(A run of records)
--------------------------------------------------
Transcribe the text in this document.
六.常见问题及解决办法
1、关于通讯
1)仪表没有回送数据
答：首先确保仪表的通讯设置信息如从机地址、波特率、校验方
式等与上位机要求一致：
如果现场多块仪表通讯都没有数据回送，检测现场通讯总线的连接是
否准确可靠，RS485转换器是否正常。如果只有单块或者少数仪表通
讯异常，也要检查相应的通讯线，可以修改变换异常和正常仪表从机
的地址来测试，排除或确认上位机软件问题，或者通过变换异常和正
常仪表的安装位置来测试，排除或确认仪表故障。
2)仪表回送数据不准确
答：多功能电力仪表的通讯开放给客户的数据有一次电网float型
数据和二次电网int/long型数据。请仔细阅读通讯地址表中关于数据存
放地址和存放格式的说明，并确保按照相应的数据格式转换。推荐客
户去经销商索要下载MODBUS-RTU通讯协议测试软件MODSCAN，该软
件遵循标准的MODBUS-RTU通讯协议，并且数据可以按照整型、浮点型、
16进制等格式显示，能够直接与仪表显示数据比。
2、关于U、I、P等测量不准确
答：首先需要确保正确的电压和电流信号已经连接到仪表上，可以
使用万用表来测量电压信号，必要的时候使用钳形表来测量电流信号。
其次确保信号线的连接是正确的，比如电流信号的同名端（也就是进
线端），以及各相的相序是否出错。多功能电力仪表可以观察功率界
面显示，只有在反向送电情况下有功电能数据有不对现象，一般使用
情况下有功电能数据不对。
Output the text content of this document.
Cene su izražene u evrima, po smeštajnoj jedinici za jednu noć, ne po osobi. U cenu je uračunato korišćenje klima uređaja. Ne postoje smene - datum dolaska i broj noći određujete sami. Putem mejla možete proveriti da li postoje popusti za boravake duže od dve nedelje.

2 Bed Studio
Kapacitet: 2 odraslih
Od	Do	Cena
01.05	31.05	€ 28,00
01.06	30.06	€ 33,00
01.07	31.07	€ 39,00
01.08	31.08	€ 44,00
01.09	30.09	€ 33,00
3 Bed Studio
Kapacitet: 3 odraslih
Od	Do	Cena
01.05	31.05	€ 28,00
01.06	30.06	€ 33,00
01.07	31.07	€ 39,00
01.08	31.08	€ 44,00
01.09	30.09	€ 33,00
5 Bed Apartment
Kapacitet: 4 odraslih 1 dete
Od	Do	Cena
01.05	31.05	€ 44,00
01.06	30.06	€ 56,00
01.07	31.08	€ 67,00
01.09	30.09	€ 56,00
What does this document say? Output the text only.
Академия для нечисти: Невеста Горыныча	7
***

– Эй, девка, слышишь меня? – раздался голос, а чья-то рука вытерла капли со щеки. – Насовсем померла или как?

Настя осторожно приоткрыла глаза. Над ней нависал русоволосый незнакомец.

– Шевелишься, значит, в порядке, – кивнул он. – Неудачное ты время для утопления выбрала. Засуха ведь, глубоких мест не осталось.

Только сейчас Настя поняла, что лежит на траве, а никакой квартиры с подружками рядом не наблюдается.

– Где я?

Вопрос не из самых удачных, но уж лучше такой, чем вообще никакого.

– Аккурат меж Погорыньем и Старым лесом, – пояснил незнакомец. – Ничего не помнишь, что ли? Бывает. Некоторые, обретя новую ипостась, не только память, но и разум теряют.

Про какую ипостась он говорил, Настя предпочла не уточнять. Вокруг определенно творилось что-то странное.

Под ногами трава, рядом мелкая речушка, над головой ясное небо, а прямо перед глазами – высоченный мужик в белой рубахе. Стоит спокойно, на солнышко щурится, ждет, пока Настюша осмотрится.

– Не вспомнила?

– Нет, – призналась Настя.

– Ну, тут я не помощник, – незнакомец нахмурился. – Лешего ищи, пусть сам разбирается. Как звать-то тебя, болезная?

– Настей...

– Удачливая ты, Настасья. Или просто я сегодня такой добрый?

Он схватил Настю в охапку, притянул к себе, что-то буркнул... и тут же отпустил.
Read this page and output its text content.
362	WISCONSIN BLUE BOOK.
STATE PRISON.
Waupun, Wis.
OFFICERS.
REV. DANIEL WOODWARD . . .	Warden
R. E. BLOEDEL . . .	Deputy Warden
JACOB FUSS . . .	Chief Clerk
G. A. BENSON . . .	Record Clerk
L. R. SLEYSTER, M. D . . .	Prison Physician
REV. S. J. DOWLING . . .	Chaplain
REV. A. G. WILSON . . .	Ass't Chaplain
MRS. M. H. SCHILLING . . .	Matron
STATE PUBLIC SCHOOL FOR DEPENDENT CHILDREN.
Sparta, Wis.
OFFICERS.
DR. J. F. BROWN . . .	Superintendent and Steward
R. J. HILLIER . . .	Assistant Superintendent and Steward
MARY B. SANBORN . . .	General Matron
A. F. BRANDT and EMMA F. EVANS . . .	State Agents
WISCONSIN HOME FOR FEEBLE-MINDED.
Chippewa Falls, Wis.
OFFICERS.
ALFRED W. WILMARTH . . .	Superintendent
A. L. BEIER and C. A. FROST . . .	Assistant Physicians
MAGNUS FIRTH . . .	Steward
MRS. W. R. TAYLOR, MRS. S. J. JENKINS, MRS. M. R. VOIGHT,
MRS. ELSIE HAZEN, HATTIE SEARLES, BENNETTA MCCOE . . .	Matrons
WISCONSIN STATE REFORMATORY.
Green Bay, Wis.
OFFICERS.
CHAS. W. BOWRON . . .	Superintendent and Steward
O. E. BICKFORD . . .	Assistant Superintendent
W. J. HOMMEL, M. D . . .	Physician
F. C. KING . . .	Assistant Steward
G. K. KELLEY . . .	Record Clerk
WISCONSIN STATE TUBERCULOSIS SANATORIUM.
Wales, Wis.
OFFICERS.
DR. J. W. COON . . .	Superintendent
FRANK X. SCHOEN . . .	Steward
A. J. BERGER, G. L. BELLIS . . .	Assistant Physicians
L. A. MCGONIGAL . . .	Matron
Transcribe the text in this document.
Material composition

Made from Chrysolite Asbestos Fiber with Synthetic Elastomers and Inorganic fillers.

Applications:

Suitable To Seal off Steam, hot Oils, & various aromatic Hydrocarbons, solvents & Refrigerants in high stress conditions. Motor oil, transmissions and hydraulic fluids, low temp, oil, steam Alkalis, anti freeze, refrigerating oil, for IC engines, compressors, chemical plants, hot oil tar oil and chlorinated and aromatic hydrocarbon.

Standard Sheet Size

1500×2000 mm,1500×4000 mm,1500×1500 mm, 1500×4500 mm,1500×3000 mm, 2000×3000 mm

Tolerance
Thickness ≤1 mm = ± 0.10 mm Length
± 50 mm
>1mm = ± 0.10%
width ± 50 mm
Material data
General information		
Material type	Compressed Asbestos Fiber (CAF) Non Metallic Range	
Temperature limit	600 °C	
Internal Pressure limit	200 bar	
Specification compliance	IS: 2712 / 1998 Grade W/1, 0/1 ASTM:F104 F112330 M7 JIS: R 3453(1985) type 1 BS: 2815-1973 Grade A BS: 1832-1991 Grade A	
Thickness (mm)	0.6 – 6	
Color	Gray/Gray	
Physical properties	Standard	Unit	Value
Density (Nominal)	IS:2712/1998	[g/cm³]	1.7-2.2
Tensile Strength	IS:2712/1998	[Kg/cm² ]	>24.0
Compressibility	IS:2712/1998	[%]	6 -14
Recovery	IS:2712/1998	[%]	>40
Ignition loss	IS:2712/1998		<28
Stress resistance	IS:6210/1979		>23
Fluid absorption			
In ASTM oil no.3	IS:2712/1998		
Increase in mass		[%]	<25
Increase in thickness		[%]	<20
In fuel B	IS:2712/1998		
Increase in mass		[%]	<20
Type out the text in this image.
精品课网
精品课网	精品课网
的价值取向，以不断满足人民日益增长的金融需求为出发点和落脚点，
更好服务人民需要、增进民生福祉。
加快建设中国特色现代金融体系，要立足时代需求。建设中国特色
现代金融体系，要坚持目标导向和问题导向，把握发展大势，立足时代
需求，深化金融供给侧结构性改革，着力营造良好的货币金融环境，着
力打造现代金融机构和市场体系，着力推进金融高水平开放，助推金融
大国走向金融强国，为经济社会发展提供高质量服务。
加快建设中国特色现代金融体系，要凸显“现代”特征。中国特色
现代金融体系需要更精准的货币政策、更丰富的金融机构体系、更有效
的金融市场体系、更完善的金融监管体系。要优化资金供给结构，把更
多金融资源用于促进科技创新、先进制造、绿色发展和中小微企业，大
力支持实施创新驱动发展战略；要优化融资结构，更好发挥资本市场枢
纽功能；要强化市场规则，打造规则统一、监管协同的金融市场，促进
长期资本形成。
--------------------------------------------------
Do this:
Where a line above contains the string "text", copy that line.

Result:
Transcribe the text in this document.
Output the text content of this document.
What does this document say? Output the text only.
Read this page and output its text content.
Transcribe the text in this document.
Type out the text in this image.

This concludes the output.